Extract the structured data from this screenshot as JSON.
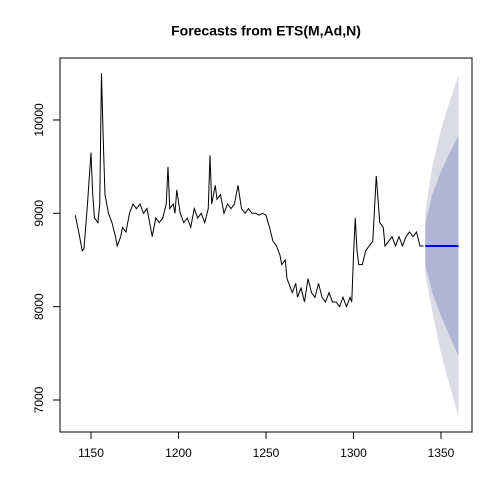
{
  "chart_data": {
    "type": "line",
    "title": "Forecasts from ETS(M,Ad,N)",
    "xlim": [
      1132.3,
      1367.7
    ],
    "ylim": [
      6657,
      10664
    ],
    "xticks": [
      1150,
      1200,
      1250,
      1300,
      1350
    ],
    "yticks": [
      7000,
      8000,
      9000,
      10000
    ],
    "x": [
      1141,
      1143,
      1145,
      1146,
      1148,
      1150,
      1151,
      1152,
      1154,
      1155,
      1156,
      1157,
      1158,
      1160,
      1162,
      1164,
      1165,
      1167,
      1168,
      1170,
      1172,
      1174,
      1176,
      1178,
      1180,
      1182,
      1184,
      1185,
      1187,
      1189,
      1191,
      1193,
      1194,
      1195,
      1197,
      1198,
      1199,
      1201,
      1203,
      1205,
      1207,
      1209,
      1211,
      1213,
      1215,
      1217,
      1218,
      1219,
      1221,
      1222,
      1224,
      1226,
      1228,
      1230,
      1232,
      1234,
      1236,
      1238,
      1240,
      1242,
      1244,
      1246,
      1248,
      1250,
      1252,
      1254,
      1256,
      1258,
      1259,
      1261,
      1262,
      1264,
      1265,
      1267,
      1268,
      1270,
      1272,
      1274,
      1276,
      1278,
      1280,
      1282,
      1284,
      1286,
      1288,
      1290,
      1292,
      1294,
      1296,
      1298,
      1299,
      1300,
      1301,
      1302,
      1303,
      1305,
      1307,
      1309,
      1311,
      1313,
      1315,
      1317,
      1318,
      1320,
      1322,
      1324,
      1326,
      1328,
      1330,
      1332,
      1334,
      1336,
      1338,
      1340
    ],
    "series": [
      {
        "color": "#000000",
        "values": [
          8980,
          8800,
          8600,
          8620,
          9100,
          9650,
          9200,
          8950,
          8900,
          9100,
          10500,
          9800,
          9200,
          9000,
          8900,
          8750,
          8650,
          8750,
          8850,
          8800,
          9000,
          9100,
          9050,
          9100,
          9000,
          9050,
          8850,
          8750,
          8950,
          8900,
          8950,
          9100,
          9500,
          9050,
          9100,
          9000,
          9250,
          9000,
          8900,
          8950,
          8850,
          9050,
          8950,
          9000,
          8900,
          9050,
          9620,
          9100,
          9300,
          9150,
          9200,
          9000,
          9100,
          9050,
          9100,
          9300,
          9050,
          9000,
          9050,
          9000,
          9000,
          8980,
          9000,
          8980,
          8850,
          8700,
          8650,
          8550,
          8450,
          8500,
          8300,
          8200,
          8150,
          8250,
          8100,
          8200,
          8050,
          8300,
          8150,
          8100,
          8250,
          8100,
          8050,
          8150,
          8050,
          8050,
          8000,
          8100,
          8000,
          8100,
          8050,
          8550,
          8950,
          8600,
          8450,
          8450,
          8600,
          8650,
          8700,
          9400,
          8900,
          8850,
          8650,
          8700,
          8750,
          8650,
          8750,
          8650,
          8750,
          8800,
          8750,
          8800,
          8650,
          8650
        ]
      }
    ],
    "forecast": {
      "x": [
        1341,
        1345,
        1350,
        1355,
        1360
      ],
      "mean": [
        8650,
        8650,
        8650,
        8650,
        8650
      ],
      "hi95": [
        9000,
        9500,
        9900,
        10200,
        10480
      ],
      "lo95": [
        8350,
        7950,
        7500,
        7150,
        6820
      ],
      "hi80": [
        8880,
        9200,
        9450,
        9650,
        9830
      ],
      "lo80": [
        8450,
        8150,
        7900,
        7680,
        7470
      ],
      "color": "#0000ff",
      "color95": "#dbdbe3",
      "color80": "#b1b5d3"
    }
  }
}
--------------------------------------------------
# Direction
Copy the material above in full and exactly, skipping pictures.

# Finished task
Extract the structured data from this screenshot as JSON.
{
  "chart_data": {
    "type": "line",
    "title": "Forecasts from ETS(M,Ad,N)",
    "xlim": [
      1132.3,
      1367.7
    ],
    "ylim": [
      6657,
      10664
    ],
    "xticks": [
      1150,
      1200,
      1250,
      1300,
      1350
    ],
    "yticks": [
      7000,
      8000,
      9000,
      10000
    ],
    "x": [
      1141,
      1143,
      1145,
      1146,
      1148,
      1150,
      1151,
      1152,
      1154,
      1155,
      1156,
      1157,
      1158,
      1160,
      1162,
      1164,
      1165,
      1167,
      1168,
      1170,
      1172,
      1174,
      1176,
      1178,
      1180,
      1182,
      1184,
      1185,
      1187,
      1189,
      1191,
      1193,
      1194,
      1195,
      1197,
      1198,
      1199,
      1201,
      1203,
      1205,
      1207,
      1209,
      1211,
      1213,
      1215,
      1217,
      1218,
      1219,
      1221,
      1222,
      1224,
      1226,
      1228,
      1230,
      1232,
      1234,
      1236,
      1238,
      1240,
      1242,
      1244,
      1246,
      1248,
      1250,
      1252,
      1254,
      1256,
      1258,
      1259,
      1261,
      1262,
      1264,
      1265,
      1267,
      1268,
      1270,
      1272,
      1274,
      1276,
      1278,
      1280,
      1282,
      1284,
      1286,
      1288,
      1290,
      1292,
      1294,
      1296,
      1298,
      1299,
      1300,
      1301,
      1302,
      1303,
      1305,
      1307,
      1309,
      1311,
      1313,
      1315,
      1317,
      1318,
      1320,
      1322,
      1324,
      1326,
      1328,
      1330,
      1332,
      1334,
      1336,
      1338,
      1340
    ],
    "series": [
      {
        "color": "#000000",
        "values": [
          8980,
          8800,
          8600,
          8620,
          9100,
          9650,
          9200,
          8950,
          8900,
          9100,
          10500,
          9800,
          9200,
          9000,
          8900,
          8750,
          8650,
          8750,
          8850,
          8800,
          9000,
          9100,
          9050,
          9100,
          9000,
          9050,
          8850,
          8750,
          8950,
          8900,
          8950,
          9100,
          9500,
          9050,
          9100,
          9000,
          9250,
          9000,
          8900,
          8950,
          8850,
          9050,
          8950,
          9000,
          8900,
          9050,
          9620,
          9100,
          9300,
          9150,
          9200,
          9000,
          9100,
          9050,
          9100,
          9300,
          9050,
          9000,
          9050,
          9000,
          9000,
          8980,
          9000,
          8980,
          8850,
          8700,
          8650,
          8550,
          8450,
          8500,
          8300,
          8200,
          8150,
          8250,
          8100,
          8200,
          8050,
          8300,
          8150,
          8100,
          8250,
          8100,
          8050,
          8150,
          8050,
          8050,
          8000,
          8100,
          8000,
          8100,
          8050,
          8550,
          8950,
          8600,
          8450,
          8450,
          8600,
          8650,
          8700,
          9400,
          8900,
          8850,
          8650,
          8700,
          8750,
          8650,
          8750,
          8650,
          8750,
          8800,
          8750,
          8800,
          8650,
          8650
        ]
      }
    ],
    "forecast": {
      "x": [
        1341,
        1345,
        1350,
        1355,
        1360
      ],
      "mean": [
        8650,
        8650,
        8650,
        8650,
        8650
      ],
      "hi95": [
        9000,
        9500,
        9900,
        10200,
        10480
      ],
      "lo95": [
        8350,
        7950,
        7500,
        7150,
        6820
      ],
      "hi80": [
        8880,
        9200,
        9450,
        9650,
        9830
      ],
      "lo80": [
        8450,
        8150,
        7900,
        7680,
        7470
      ],
      "color": "#0000ff",
      "color95": "#dbdbe3",
      "color80": "#b1b5d3"
    }
  }
}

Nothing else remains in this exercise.